* BRIEF *
Each line should be copied exactly.

** Start of MATERIAL SUPPLIED **

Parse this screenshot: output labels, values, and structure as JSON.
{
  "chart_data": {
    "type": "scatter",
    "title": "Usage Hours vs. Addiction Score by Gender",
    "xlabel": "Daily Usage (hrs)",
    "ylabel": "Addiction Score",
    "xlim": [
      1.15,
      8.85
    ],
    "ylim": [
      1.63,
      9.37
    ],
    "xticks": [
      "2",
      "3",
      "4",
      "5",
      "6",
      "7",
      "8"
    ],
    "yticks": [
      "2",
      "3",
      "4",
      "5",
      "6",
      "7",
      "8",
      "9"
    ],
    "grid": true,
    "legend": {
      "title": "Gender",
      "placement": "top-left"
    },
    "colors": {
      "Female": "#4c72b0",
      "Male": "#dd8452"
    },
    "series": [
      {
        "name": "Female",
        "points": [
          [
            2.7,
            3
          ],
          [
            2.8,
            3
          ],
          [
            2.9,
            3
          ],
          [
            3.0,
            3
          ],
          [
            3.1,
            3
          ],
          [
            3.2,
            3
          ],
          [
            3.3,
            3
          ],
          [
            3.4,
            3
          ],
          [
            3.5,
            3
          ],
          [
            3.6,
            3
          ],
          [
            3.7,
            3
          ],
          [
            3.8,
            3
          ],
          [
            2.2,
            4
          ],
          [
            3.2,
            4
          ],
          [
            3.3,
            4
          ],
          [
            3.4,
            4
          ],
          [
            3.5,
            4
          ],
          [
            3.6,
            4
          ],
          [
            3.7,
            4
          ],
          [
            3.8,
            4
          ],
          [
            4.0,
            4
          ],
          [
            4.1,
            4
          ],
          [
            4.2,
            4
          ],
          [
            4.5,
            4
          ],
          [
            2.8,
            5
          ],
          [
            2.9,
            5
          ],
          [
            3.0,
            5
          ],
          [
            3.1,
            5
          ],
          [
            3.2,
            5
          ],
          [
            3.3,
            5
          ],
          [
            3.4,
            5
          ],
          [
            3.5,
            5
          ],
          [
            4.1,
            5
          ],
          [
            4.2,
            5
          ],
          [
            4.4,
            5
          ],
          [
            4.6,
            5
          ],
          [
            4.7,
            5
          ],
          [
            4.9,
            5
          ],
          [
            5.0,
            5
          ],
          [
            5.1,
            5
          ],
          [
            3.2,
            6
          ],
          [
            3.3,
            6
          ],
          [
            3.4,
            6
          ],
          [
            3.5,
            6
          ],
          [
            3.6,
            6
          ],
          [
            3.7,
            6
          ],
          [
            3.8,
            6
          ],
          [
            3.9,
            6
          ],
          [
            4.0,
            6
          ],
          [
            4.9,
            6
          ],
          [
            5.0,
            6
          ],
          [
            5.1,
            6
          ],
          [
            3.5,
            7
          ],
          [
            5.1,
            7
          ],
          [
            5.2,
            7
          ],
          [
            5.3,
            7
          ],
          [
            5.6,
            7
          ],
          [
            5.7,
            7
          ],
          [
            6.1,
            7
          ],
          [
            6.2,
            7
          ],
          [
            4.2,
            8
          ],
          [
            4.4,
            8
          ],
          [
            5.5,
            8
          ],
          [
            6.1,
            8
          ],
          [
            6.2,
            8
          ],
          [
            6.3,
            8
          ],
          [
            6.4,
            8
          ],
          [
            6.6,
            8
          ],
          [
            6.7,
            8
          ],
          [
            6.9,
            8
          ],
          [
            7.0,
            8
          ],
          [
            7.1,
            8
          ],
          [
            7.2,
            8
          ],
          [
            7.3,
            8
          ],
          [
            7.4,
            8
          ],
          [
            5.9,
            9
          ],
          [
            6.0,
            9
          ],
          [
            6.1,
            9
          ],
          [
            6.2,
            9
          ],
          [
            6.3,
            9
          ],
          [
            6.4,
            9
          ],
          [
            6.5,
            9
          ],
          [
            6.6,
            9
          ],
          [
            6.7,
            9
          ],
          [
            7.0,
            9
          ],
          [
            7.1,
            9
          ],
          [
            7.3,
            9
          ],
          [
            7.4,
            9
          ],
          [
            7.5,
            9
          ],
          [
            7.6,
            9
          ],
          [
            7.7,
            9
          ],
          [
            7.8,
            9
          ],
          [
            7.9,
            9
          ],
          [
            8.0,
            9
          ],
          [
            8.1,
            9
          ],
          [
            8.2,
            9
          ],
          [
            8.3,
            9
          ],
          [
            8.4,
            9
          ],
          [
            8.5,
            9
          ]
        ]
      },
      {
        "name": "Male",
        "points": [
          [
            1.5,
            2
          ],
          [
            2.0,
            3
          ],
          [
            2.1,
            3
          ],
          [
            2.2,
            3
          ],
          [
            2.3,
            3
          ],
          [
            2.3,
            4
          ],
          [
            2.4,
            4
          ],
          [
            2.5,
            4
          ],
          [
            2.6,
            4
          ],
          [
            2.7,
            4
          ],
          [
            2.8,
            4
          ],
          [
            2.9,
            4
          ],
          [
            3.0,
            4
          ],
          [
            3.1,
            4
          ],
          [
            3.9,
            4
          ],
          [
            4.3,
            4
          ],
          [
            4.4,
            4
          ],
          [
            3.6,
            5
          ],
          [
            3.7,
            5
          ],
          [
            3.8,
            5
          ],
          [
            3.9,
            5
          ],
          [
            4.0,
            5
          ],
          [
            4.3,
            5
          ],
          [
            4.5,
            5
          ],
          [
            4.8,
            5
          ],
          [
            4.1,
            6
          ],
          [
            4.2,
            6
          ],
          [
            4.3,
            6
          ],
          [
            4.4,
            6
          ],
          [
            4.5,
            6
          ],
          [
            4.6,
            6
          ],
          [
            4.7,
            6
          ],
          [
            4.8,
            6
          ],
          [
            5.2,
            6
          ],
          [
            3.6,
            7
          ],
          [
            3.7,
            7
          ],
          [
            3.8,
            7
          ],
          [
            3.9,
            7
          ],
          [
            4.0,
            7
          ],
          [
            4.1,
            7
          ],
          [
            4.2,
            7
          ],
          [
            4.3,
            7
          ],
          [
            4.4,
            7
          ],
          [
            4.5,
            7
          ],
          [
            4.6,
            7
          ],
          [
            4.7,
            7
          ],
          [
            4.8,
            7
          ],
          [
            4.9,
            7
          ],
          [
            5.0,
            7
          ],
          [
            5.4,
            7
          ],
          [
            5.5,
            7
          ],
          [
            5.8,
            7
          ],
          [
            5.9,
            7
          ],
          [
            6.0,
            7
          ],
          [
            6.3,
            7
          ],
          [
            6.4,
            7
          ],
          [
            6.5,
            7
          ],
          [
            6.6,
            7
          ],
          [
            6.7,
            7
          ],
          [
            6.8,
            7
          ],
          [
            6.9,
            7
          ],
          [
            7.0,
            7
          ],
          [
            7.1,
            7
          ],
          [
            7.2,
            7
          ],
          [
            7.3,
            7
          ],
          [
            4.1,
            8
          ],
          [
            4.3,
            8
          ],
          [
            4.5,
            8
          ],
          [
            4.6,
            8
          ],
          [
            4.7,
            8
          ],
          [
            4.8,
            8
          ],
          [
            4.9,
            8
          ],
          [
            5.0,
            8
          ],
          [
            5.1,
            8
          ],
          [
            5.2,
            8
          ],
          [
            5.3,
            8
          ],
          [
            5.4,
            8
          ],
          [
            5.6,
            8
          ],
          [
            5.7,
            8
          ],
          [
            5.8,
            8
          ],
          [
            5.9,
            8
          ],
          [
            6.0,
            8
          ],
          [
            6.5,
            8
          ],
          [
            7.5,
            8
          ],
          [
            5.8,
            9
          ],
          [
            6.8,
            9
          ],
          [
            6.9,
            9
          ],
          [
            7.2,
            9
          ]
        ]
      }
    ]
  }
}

** End of MATERIAL SUPPLIED **

* RESULT OF THE EXERCISE *
Parse this screenshot: output labels, values, and structure as JSON.
{
  "chart_data": {
    "type": "scatter",
    "title": "Usage Hours vs. Addiction Score by Gender",
    "xlabel": "Daily Usage (hrs)",
    "ylabel": "Addiction Score",
    "xlim": [
      1.15,
      8.85
    ],
    "ylim": [
      1.63,
      9.37
    ],
    "xticks": [
      "2",
      "3",
      "4",
      "5",
      "6",
      "7",
      "8"
    ],
    "yticks": [
      "2",
      "3",
      "4",
      "5",
      "6",
      "7",
      "8",
      "9"
    ],
    "grid": true,
    "legend": {
      "title": "Gender",
      "placement": "top-left"
    },
    "colors": {
      "Female": "#4c72b0",
      "Male": "#dd8452"
    },
    "series": [
      {
        "name": "Female",
        "points": [
          [
            2.7,
            3
          ],
          [
            2.8,
            3
          ],
          [
            2.9,
            3
          ],
          [
            3.0,
            3
          ],
          [
            3.1,
            3
          ],
          [
            3.2,
            3
          ],
          [
            3.3,
            3
          ],
          [
            3.4,
            3
          ],
          [
            3.5,
            3
          ],
          [
            3.6,
            3
          ],
          [
            3.7,
            3
          ],
          [
            3.8,
            3
          ],
          [
            2.2,
            4
          ],
          [
            3.2,
            4
          ],
          [
            3.3,
            4
          ],
          [
            3.4,
            4
          ],
          [
            3.5,
            4
          ],
          [
            3.6,
            4
          ],
          [
            3.7,
            4
          ],
          [
            3.8,
            4
          ],
          [
            4.0,
            4
          ],
          [
            4.1,
            4
          ],
          [
            4.2,
            4
          ],
          [
            4.5,
            4
          ],
          [
            2.8,
            5
          ],
          [
            2.9,
            5
          ],
          [
            3.0,
            5
          ],
          [
            3.1,
            5
          ],
          [
            3.2,
            5
          ],
          [
            3.3,
            5
          ],
          [
            3.4,
            5
          ],
          [
            3.5,
            5
          ],
          [
            4.1,
            5
          ],
          [
            4.2,
            5
          ],
          [
            4.4,
            5
          ],
          [
            4.6,
            5
          ],
          [
            4.7,
            5
          ],
          [
            4.9,
            5
          ],
          [
            5.0,
            5
          ],
          [
            5.1,
            5
          ],
          [
            3.2,
            6
          ],
          [
            3.3,
            6
          ],
          [
            3.4,
            6
          ],
          [
            3.5,
            6
          ],
          [
            3.6,
            6
          ],
          [
            3.7,
            6
          ],
          [
            3.8,
            6
          ],
          [
            3.9,
            6
          ],
          [
            4.0,
            6
          ],
          [
            4.9,
            6
          ],
          [
            5.0,
            6
          ],
          [
            5.1,
            6
          ],
          [
            3.5,
            7
          ],
          [
            5.1,
            7
          ],
          [
            5.2,
            7
          ],
          [
            5.3,
            7
          ],
          [
            5.6,
            7
          ],
          [
            5.7,
            7
          ],
          [
            6.1,
            7
          ],
          [
            6.2,
            7
          ],
          [
            4.2,
            8
          ],
          [
            4.4,
            8
          ],
          [
            5.5,
            8
          ],
          [
            6.1,
            8
          ],
          [
            6.2,
            8
          ],
          [
            6.3,
            8
          ],
          [
            6.4,
            8
          ],
          [
            6.6,
            8
          ],
          [
            6.7,
            8
          ],
          [
            6.9,
            8
          ],
          [
            7.0,
            8
          ],
          [
            7.1,
            8
          ],
          [
            7.2,
            8
          ],
          [
            7.3,
            8
          ],
          [
            7.4,
            8
          ],
          [
            5.9,
            9
          ],
          [
            6.0,
            9
          ],
          [
            6.1,
            9
          ],
          [
            6.2,
            9
          ],
          [
            6.3,
            9
          ],
          [
            6.4,
            9
          ],
          [
            6.5,
            9
          ],
          [
            6.6,
            9
          ],
          [
            6.7,
            9
          ],
          [
            7.0,
            9
          ],
          [
            7.1,
            9
          ],
          [
            7.3,
            9
          ],
          [
            7.4,
            9
          ],
          [
            7.5,
            9
          ],
          [
            7.6,
            9
          ],
          [
            7.7,
            9
          ],
          [
            7.8,
            9
          ],
          [
            7.9,
            9
          ],
          [
            8.0,
            9
          ],
          [
            8.1,
            9
          ],
          [
            8.2,
            9
          ],
          [
            8.3,
            9
          ],
          [
            8.4,
            9
          ],
          [
            8.5,
            9
          ]
        ]
      },
      {
        "name": "Male",
        "points": [
          [
            1.5,
            2
          ],
          [
            2.0,
            3
          ],
          [
            2.1,
            3
          ],
          [
            2.2,
            3
          ],
          [
            2.3,
            3
          ],
          [
            2.3,
            4
          ],
          [
            2.4,
            4
          ],
          [
            2.5,
            4
          ],
          [
            2.6,
            4
          ],
          [
            2.7,
            4
          ],
          [
            2.8,
            4
          ],
          [
            2.9,
            4
          ],
          [
            3.0,
            4
          ],
          [
            3.1,
            4
          ],
          [
            3.9,
            4
          ],
          [
            4.3,
            4
          ],
          [
            4.4,
            4
          ],
          [
            3.6,
            5
          ],
          [
            3.7,
            5
          ],
          [
            3.8,
            5
          ],
          [
            3.9,
            5
          ],
          [
            4.0,
            5
          ],
          [
            4.3,
            5
          ],
          [
            4.5,
            5
          ],
          [
            4.8,
            5
          ],
          [
            4.1,
            6
          ],
          [
            4.2,
            6
          ],
          [
            4.3,
            6
          ],
          [
            4.4,
            6
          ],
          [
            4.5,
            6
          ],
          [
            4.6,
            6
          ],
          [
            4.7,
            6
          ],
          [
            4.8,
            6
          ],
          [
            5.2,
            6
          ],
          [
            3.6,
            7
          ],
          [
            3.7,
            7
          ],
          [
            3.8,
            7
          ],
          [
            3.9,
            7
          ],
          [
            4.0,
            7
          ],
          [
            4.1,
            7
          ],
          [
            4.2,
            7
          ],
          [
            4.3,
            7
          ],
          [
            4.4,
            7
          ],
          [
            4.5,
            7
          ],
          [
            4.6,
            7
          ],
          [
            4.7,
            7
          ],
          [
            4.8,
            7
          ],
          [
            4.9,
            7
          ],
          [
            5.0,
            7
          ],
          [
            5.4,
            7
          ],
          [
            5.5,
            7
          ],
          [
            5.8,
            7
          ],
          [
            5.9,
            7
          ],
          [
            6.0,
            7
          ],
          [
            6.3,
            7
          ],
          [
            6.4,
            7
          ],
          [
            6.5,
            7
          ],
          [
            6.6,
            7
          ],
          [
            6.7,
            7
          ],
          [
            6.8,
            7
          ],
          [
            6.9,
            7
          ],
          [
            7.0,
            7
          ],
          [
            7.1,
            7
          ],
          [
            7.2,
            7
          ],
          [
            7.3,
            7
          ],
          [
            4.1,
            8
          ],
          [
            4.3,
            8
          ],
          [
            4.5,
            8
          ],
          [
            4.6,
            8
          ],
          [
            4.7,
            8
          ],
          [
            4.8,
            8
          ],
          [
            4.9,
            8
          ],
          [
            5.0,
            8
          ],
          [
            5.1,
            8
          ],
          [
            5.2,
            8
          ],
          [
            5.3,
            8
          ],
          [
            5.4,
            8
          ],
          [
            5.6,
            8
          ],
          [
            5.7,
            8
          ],
          [
            5.8,
            8
          ],
          [
            5.9,
            8
          ],
          [
            6.0,
            8
          ],
          [
            6.5,
            8
          ],
          [
            7.5,
            8
          ],
          [
            5.8,
            9
          ],
          [
            6.8,
            9
          ],
          [
            6.9,
            9
          ],
          [
            7.2,
            9
          ]
        ]
      }
    ]
  }
}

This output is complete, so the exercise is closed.